_Objective_:
Give back each entry unchanged, minus pictures.
————————
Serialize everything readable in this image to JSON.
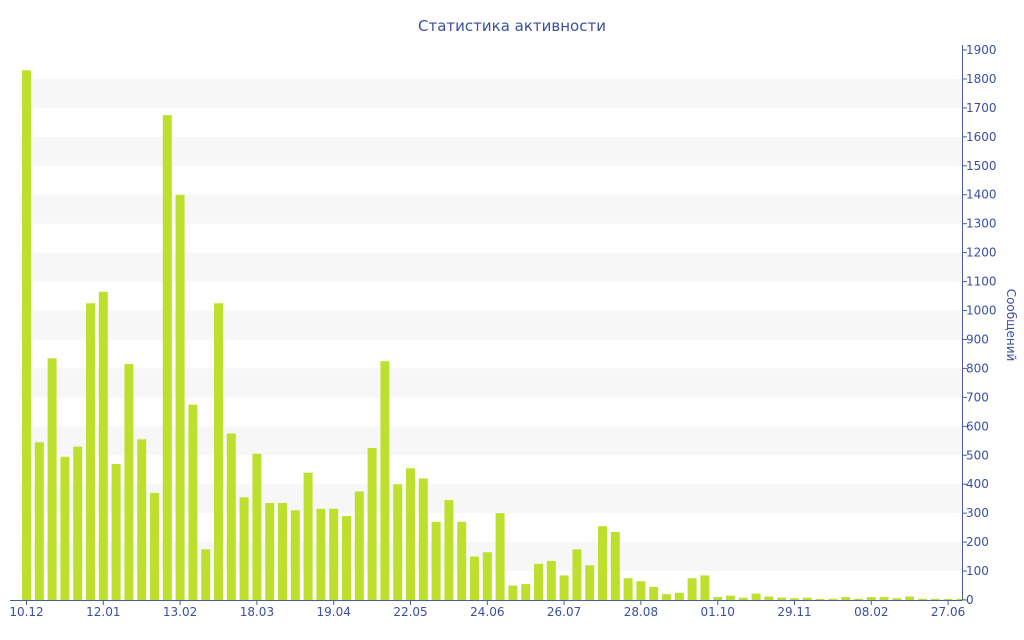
{
  "chart_data": {
    "type": "bar",
    "title": "Статистика активности",
    "ylabel": "Сообщений",
    "xlabel": "",
    "ylim": [
      0,
      1900
    ],
    "y_ticks": [
      0,
      100,
      200,
      300,
      400,
      500,
      600,
      700,
      800,
      900,
      1000,
      1100,
      1200,
      1300,
      1400,
      1500,
      1600,
      1700,
      1800,
      1900
    ],
    "x_tick_labels": [
      "10.12",
      "12.01",
      "13.02",
      "18.03",
      "19.04",
      "22.05",
      "24.06",
      "26.07",
      "28.08",
      "01.10",
      "29.11",
      "08.02",
      "27.06"
    ],
    "x_tick_every": 6,
    "values": [
      1830,
      545,
      835,
      495,
      530,
      1025,
      1065,
      470,
      815,
      555,
      370,
      1675,
      1400,
      675,
      175,
      1025,
      575,
      355,
      505,
      335,
      335,
      310,
      440,
      315,
      315,
      290,
      375,
      525,
      825,
      400,
      455,
      420,
      270,
      345,
      270,
      150,
      165,
      300,
      50,
      55,
      125,
      135,
      85,
      175,
      120,
      255,
      235,
      75,
      65,
      45,
      20,
      25,
      75,
      85,
      10,
      15,
      8,
      22,
      12,
      8,
      6,
      8,
      4,
      4,
      10,
      4,
      10,
      10,
      6,
      12,
      4,
      4,
      4,
      4
    ],
    "bar_color": "#bde02f",
    "axis_color": "#4a5c9e",
    "grid": "alternating bands",
    "legend": "none"
  }
}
————————
_Solution to this problem_:
Serialize everything readable in this image to JSON.
{
  "chart_data": {
    "type": "bar",
    "title": "Статистика активности",
    "ylabel": "Сообщений",
    "xlabel": "",
    "ylim": [
      0,
      1900
    ],
    "y_ticks": [
      0,
      100,
      200,
      300,
      400,
      500,
      600,
      700,
      800,
      900,
      1000,
      1100,
      1200,
      1300,
      1400,
      1500,
      1600,
      1700,
      1800,
      1900
    ],
    "x_tick_labels": [
      "10.12",
      "12.01",
      "13.02",
      "18.03",
      "19.04",
      "22.05",
      "24.06",
      "26.07",
      "28.08",
      "01.10",
      "29.11",
      "08.02",
      "27.06"
    ],
    "x_tick_every": 6,
    "values": [
      1830,
      545,
      835,
      495,
      530,
      1025,
      1065,
      470,
      815,
      555,
      370,
      1675,
      1400,
      675,
      175,
      1025,
      575,
      355,
      505,
      335,
      335,
      310,
      440,
      315,
      315,
      290,
      375,
      525,
      825,
      400,
      455,
      420,
      270,
      345,
      270,
      150,
      165,
      300,
      50,
      55,
      125,
      135,
      85,
      175,
      120,
      255,
      235,
      75,
      65,
      45,
      20,
      25,
      75,
      85,
      10,
      15,
      8,
      22,
      12,
      8,
      6,
      8,
      4,
      4,
      10,
      4,
      10,
      10,
      6,
      12,
      4,
      4,
      4,
      4
    ],
    "bar_color": "#bde02f",
    "axis_color": "#4a5c9e",
    "grid": "alternating bands",
    "legend": "none"
  }
}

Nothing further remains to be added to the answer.